* START *

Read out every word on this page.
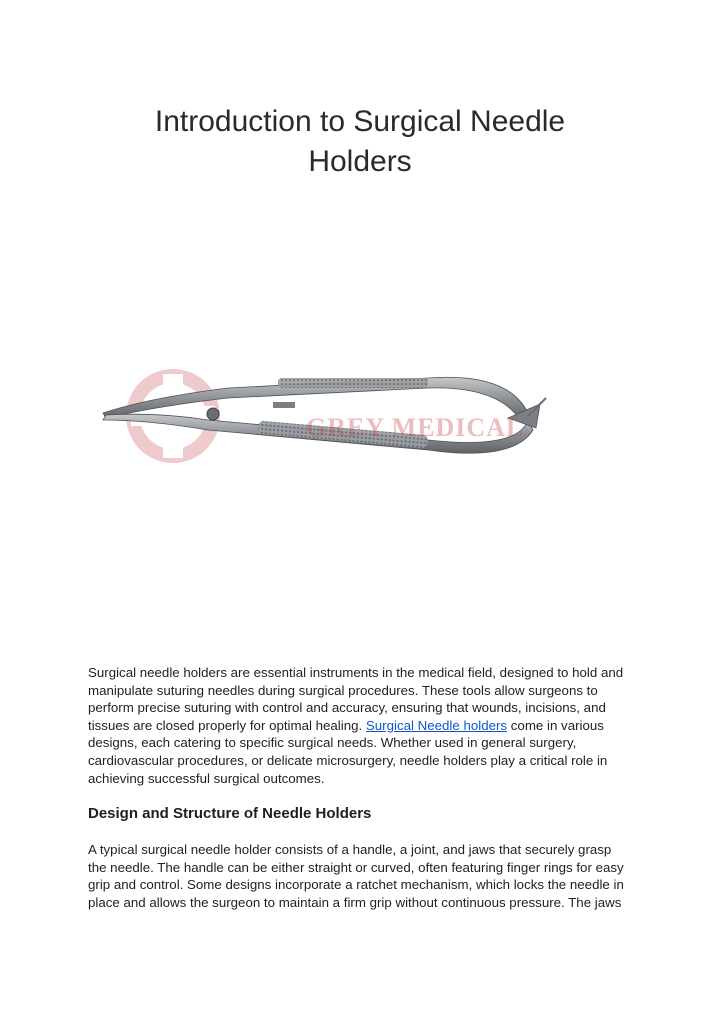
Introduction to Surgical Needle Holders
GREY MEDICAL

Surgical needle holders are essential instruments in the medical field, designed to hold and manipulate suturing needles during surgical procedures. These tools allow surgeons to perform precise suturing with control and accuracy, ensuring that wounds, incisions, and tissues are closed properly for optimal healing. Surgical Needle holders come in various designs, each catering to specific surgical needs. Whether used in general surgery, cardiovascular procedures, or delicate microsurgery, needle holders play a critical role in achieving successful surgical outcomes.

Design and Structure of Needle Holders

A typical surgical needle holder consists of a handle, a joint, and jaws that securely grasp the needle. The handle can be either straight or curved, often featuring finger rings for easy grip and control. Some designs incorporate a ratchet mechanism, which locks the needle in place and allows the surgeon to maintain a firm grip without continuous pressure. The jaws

* END *

The records above need to be given again exactly. Omit the pictures.

_RESULT FOR THIS TASK:_
Read out every word on this page.
Introduction to Surgical Needle Holders
GREY MEDICAL

Surgical needle holders are essential instruments in the medical field, designed to hold and manipulate suturing needles during surgical procedures. These tools allow surgeons to perform precise suturing with control and accuracy, ensuring that wounds, incisions, and tissues are closed properly for optimal healing. Surgical Needle holders come in various designs, each catering to specific surgical needs. Whether used in general surgery, cardiovascular procedures, or delicate microsurgery, needle holders play a critical role in achieving successful surgical outcomes.

Design and Structure of Needle Holders

A typical surgical needle holder consists of a handle, a joint, and jaws that securely grasp the needle. The handle can be either straight or curved, often featuring finger rings for easy grip and control. Some designs incorporate a ratchet mechanism, which locks the needle in place and allows the surgeon to maintain a firm grip without continuous pressure. The jaws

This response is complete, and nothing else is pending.